Exercise instructions: The records below must be retyped exactly.

Source material:
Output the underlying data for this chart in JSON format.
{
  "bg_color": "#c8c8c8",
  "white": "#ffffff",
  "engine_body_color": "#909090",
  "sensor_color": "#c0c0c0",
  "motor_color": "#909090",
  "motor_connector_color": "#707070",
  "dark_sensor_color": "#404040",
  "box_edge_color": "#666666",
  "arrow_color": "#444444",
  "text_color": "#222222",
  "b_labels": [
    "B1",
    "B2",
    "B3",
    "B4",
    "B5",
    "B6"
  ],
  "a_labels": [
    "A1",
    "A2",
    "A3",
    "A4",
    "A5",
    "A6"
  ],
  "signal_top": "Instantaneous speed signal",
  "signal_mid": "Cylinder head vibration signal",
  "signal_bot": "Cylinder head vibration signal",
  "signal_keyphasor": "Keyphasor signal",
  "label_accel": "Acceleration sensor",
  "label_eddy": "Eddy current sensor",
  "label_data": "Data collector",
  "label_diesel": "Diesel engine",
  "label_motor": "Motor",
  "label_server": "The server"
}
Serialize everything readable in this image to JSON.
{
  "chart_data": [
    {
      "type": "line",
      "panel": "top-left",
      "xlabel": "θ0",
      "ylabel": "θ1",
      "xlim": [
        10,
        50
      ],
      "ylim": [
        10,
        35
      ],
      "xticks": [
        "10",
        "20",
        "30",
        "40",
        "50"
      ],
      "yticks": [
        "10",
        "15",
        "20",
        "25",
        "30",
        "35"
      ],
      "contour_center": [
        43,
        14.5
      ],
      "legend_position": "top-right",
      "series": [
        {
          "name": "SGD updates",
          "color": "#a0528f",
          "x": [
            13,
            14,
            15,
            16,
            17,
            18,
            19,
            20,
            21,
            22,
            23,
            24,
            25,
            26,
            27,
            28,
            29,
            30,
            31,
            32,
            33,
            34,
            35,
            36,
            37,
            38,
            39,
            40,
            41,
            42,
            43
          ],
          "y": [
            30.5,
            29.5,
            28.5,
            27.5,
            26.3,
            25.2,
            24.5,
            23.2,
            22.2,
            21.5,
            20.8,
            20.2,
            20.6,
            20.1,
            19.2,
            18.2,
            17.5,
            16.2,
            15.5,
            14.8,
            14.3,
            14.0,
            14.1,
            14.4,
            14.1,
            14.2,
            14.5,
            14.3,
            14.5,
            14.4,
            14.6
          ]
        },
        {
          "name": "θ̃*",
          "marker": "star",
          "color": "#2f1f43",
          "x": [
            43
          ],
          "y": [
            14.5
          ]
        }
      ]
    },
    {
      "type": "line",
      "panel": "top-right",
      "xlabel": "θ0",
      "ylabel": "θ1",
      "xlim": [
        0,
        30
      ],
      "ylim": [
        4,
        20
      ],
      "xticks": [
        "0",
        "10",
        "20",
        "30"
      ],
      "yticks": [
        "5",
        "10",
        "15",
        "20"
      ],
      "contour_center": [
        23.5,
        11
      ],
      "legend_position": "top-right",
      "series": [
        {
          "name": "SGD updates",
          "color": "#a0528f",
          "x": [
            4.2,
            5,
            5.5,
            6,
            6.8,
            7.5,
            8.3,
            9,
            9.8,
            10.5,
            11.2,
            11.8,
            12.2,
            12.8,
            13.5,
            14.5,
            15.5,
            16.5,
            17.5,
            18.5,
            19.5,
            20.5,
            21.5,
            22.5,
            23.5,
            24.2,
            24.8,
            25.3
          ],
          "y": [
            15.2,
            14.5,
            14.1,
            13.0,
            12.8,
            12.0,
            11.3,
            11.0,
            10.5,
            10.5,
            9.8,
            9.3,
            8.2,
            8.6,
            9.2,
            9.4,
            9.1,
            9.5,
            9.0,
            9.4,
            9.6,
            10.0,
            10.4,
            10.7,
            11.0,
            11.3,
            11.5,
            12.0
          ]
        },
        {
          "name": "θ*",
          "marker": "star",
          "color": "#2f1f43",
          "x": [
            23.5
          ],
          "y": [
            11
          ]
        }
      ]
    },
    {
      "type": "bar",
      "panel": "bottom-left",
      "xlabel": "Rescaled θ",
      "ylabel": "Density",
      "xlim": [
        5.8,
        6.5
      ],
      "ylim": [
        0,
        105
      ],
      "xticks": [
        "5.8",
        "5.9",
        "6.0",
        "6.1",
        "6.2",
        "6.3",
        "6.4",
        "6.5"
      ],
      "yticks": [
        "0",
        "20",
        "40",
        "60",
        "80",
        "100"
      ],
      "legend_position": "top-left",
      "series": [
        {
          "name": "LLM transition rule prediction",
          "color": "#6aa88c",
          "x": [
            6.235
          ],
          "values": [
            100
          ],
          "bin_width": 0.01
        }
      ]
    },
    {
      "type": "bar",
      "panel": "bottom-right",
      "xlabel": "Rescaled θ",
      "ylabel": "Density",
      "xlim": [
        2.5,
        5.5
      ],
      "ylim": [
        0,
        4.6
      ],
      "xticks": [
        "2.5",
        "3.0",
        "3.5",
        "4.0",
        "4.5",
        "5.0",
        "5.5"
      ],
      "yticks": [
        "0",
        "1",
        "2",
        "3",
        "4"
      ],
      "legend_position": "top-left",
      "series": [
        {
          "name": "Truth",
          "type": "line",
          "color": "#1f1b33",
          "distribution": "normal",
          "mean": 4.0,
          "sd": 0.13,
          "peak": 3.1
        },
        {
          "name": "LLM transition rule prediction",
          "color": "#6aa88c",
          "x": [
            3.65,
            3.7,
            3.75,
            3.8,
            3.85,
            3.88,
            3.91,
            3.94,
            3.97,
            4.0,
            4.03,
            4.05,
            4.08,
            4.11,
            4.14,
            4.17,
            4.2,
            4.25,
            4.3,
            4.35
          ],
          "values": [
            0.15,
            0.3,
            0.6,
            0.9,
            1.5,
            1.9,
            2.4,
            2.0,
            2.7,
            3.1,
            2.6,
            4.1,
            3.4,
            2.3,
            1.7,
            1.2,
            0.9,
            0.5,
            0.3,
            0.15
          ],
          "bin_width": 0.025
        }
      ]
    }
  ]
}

Written response:
Output the underlying data for this chart in JSON format.
{
  "bg_color": "#c8c8c8",
  "white": "#ffffff",
  "engine_body_color": "#909090",
  "sensor_color": "#c0c0c0",
  "motor_color": "#909090",
  "motor_connector_color": "#707070",
  "dark_sensor_color": "#404040",
  "box_edge_color": "#666666",
  "arrow_color": "#444444",
  "text_color": "#222222",
  "b_labels": [
    "B1",
    "B2",
    "B3",
    "B4",
    "B5",
    "B6"
  ],
  "a_labels": [
    "A1",
    "A2",
    "A3",
    "A4",
    "A5",
    "A6"
  ],
  "signal_top": "Instantaneous speed signal",
  "signal_mid": "Cylinder head vibration signal",
  "signal_bot": "Cylinder head vibration signal",
  "signal_keyphasor": "Keyphasor signal",
  "label_accel": "Acceleration sensor",
  "label_eddy": "Eddy current sensor",
  "label_data": "Data collector",
  "label_diesel": "Diesel engine",
  "label_motor": "Motor",
  "label_server": "The server"
}
Serialize everything readable in this image to JSON.
{
  "chart_data": [
    {
      "type": "line",
      "panel": "top-left",
      "xlabel": "θ0",
      "ylabel": "θ1",
      "xlim": [
        10,
        50
      ],
      "ylim": [
        10,
        35
      ],
      "xticks": [
        "10",
        "20",
        "30",
        "40",
        "50"
      ],
      "yticks": [
        "10",
        "15",
        "20",
        "25",
        "30",
        "35"
      ],
      "contour_center": [
        43,
        14.5
      ],
      "legend_position": "top-right",
      "series": [
        {
          "name": "SGD updates",
          "color": "#a0528f",
          "x": [
            13,
            14,
            15,
            16,
            17,
            18,
            19,
            20,
            21,
            22,
            23,
            24,
            25,
            26,
            27,
            28,
            29,
            30,
            31,
            32,
            33,
            34,
            35,
            36,
            37,
            38,
            39,
            40,
            41,
            42,
            43
          ],
          "y": [
            30.5,
            29.5,
            28.5,
            27.5,
            26.3,
            25.2,
            24.5,
            23.2,
            22.2,
            21.5,
            20.8,
            20.2,
            20.6,
            20.1,
            19.2,
            18.2,
            17.5,
            16.2,
            15.5,
            14.8,
            14.3,
            14.0,
            14.1,
            14.4,
            14.1,
            14.2,
            14.5,
            14.3,
            14.5,
            14.4,
            14.6
          ]
        },
        {
          "name": "θ̃*",
          "marker": "star",
          "color": "#2f1f43",
          "x": [
            43
          ],
          "y": [
            14.5
          ]
        }
      ]
    },
    {
      "type": "line",
      "panel": "top-right",
      "xlabel": "θ0",
      "ylabel": "θ1",
      "xlim": [
        0,
        30
      ],
      "ylim": [
        4,
        20
      ],
      "xticks": [
        "0",
        "10",
        "20",
        "30"
      ],
      "yticks": [
        "5",
        "10",
        "15",
        "20"
      ],
      "contour_center": [
        23.5,
        11
      ],
      "legend_position": "top-right",
      "series": [
        {
          "name": "SGD updates",
          "color": "#a0528f",
          "x": [
            4.2,
            5,
            5.5,
            6,
            6.8,
            7.5,
            8.3,
            9,
            9.8,
            10.5,
            11.2,
            11.8,
            12.2,
            12.8,
            13.5,
            14.5,
            15.5,
            16.5,
            17.5,
            18.5,
            19.5,
            20.5,
            21.5,
            22.5,
            23.5,
            24.2,
            24.8,
            25.3
          ],
          "y": [
            15.2,
            14.5,
            14.1,
            13.0,
            12.8,
            12.0,
            11.3,
            11.0,
            10.5,
            10.5,
            9.8,
            9.3,
            8.2,
            8.6,
            9.2,
            9.4,
            9.1,
            9.5,
            9.0,
            9.4,
            9.6,
            10.0,
            10.4,
            10.7,
            11.0,
            11.3,
            11.5,
            12.0
          ]
        },
        {
          "name": "θ*",
          "marker": "star",
          "color": "#2f1f43",
          "x": [
            23.5
          ],
          "y": [
            11
          ]
        }
      ]
    },
    {
      "type": "bar",
      "panel": "bottom-left",
      "xlabel": "Rescaled θ",
      "ylabel": "Density",
      "xlim": [
        5.8,
        6.5
      ],
      "ylim": [
        0,
        105
      ],
      "xticks": [
        "5.8",
        "5.9",
        "6.0",
        "6.1",
        "6.2",
        "6.3",
        "6.4",
        "6.5"
      ],
      "yticks": [
        "0",
        "20",
        "40",
        "60",
        "80",
        "100"
      ],
      "legend_position": "top-left",
      "series": [
        {
          "name": "LLM transition rule prediction",
          "color": "#6aa88c",
          "x": [
            6.235
          ],
          "values": [
            100
          ],
          "bin_width": 0.01
        }
      ]
    },
    {
      "type": "bar",
      "panel": "bottom-right",
      "xlabel": "Rescaled θ",
      "ylabel": "Density",
      "xlim": [
        2.5,
        5.5
      ],
      "ylim": [
        0,
        4.6
      ],
      "xticks": [
        "2.5",
        "3.0",
        "3.5",
        "4.0",
        "4.5",
        "5.0",
        "5.5"
      ],
      "yticks": [
        "0",
        "1",
        "2",
        "3",
        "4"
      ],
      "legend_position": "top-left",
      "series": [
        {
          "name": "Truth",
          "type": "line",
          "color": "#1f1b33",
          "distribution": "normal",
          "mean": 4.0,
          "sd": 0.13,
          "peak": 3.1
        },
        {
          "name": "LLM transition rule prediction",
          "color": "#6aa88c",
          "x": [
            3.65,
            3.7,
            3.75,
            3.8,
            3.85,
            3.88,
            3.91,
            3.94,
            3.97,
            4.0,
            4.03,
            4.05,
            4.08,
            4.11,
            4.14,
            4.17,
            4.2,
            4.25,
            4.3,
            4.35
          ],
          "values": [
            0.15,
            0.3,
            0.6,
            0.9,
            1.5,
            1.9,
            2.4,
            2.0,
            2.7,
            3.1,
            2.6,
            4.1,
            3.4,
            2.3,
            1.7,
            1.2,
            0.9,
            0.5,
            0.3,
            0.15
          ],
          "bin_width": 0.025
        }
      ]
    }
  ]
}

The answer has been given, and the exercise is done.